What is needed -> For the data below, report only the number of lines containing the string "英ポンド".

Dataset rows about figures
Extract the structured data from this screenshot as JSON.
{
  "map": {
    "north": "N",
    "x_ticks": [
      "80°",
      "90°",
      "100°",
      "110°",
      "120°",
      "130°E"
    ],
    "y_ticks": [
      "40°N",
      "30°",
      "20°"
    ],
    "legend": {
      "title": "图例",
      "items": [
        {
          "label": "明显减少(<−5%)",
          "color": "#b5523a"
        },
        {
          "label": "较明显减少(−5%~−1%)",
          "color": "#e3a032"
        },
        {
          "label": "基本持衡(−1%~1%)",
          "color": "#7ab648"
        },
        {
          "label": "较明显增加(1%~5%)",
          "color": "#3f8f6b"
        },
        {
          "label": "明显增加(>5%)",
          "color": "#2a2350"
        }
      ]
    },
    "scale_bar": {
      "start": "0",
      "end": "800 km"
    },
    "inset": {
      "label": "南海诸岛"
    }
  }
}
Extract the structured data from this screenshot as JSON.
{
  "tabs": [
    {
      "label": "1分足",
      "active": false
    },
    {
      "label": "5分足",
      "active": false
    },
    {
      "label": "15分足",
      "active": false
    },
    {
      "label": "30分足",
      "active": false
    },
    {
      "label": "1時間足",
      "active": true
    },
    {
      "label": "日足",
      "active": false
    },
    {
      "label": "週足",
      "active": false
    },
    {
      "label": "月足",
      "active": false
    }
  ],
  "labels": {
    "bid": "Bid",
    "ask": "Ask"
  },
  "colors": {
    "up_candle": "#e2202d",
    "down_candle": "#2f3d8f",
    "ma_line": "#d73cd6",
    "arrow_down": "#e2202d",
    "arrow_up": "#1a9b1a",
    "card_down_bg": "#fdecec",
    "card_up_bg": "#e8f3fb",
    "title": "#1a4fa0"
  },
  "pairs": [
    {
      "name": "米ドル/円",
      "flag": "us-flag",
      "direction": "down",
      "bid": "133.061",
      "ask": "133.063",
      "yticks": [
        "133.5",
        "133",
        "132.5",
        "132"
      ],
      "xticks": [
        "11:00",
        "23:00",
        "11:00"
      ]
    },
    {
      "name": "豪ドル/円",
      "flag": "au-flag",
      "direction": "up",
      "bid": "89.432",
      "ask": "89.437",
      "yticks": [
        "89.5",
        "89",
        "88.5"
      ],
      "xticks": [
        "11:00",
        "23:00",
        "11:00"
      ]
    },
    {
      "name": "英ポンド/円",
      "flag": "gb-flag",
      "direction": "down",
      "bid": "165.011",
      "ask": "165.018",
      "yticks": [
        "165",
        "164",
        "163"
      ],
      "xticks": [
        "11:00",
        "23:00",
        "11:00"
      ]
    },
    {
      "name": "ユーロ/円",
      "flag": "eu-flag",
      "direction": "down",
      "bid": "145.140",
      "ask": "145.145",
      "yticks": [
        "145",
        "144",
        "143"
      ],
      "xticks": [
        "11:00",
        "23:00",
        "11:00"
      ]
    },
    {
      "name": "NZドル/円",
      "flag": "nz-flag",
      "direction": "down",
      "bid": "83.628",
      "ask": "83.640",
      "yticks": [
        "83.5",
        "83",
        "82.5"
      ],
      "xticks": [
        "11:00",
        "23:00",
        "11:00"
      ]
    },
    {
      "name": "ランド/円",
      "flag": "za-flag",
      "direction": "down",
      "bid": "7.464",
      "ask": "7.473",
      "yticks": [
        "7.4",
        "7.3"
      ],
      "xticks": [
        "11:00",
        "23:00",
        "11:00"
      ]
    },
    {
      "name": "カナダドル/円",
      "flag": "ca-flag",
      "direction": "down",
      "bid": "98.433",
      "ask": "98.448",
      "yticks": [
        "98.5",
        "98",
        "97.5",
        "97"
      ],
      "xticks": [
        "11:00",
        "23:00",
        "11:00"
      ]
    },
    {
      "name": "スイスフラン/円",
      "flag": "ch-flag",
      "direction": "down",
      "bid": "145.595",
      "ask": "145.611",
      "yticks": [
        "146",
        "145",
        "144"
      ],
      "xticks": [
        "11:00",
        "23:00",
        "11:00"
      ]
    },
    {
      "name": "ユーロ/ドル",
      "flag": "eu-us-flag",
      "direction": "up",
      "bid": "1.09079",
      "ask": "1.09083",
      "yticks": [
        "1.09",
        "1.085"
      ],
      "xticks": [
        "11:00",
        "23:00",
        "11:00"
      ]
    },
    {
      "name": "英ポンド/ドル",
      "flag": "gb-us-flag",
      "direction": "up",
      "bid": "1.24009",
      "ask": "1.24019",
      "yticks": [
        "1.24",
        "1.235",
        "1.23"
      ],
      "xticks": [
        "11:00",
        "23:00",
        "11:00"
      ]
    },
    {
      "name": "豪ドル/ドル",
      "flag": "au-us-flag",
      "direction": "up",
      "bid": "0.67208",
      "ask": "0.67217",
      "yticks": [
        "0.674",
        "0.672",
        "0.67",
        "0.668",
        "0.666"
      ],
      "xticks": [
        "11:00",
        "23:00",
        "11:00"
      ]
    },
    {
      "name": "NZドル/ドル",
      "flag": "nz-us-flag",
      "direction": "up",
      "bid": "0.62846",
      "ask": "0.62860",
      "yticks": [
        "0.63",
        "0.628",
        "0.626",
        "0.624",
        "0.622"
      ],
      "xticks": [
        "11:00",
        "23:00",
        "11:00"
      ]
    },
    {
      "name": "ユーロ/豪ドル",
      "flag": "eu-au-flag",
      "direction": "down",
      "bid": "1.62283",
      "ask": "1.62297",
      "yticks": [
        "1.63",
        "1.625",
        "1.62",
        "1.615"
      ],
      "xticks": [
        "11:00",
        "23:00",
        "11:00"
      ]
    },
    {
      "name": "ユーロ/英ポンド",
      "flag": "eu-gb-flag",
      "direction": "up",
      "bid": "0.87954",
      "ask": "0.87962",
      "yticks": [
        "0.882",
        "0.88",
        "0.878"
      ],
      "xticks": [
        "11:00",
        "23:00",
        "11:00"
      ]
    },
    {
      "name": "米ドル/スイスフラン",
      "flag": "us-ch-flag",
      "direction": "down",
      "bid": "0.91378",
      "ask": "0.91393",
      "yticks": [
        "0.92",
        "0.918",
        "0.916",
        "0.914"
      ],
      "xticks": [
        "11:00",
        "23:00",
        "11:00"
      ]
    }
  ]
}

Response to this exercise -> 3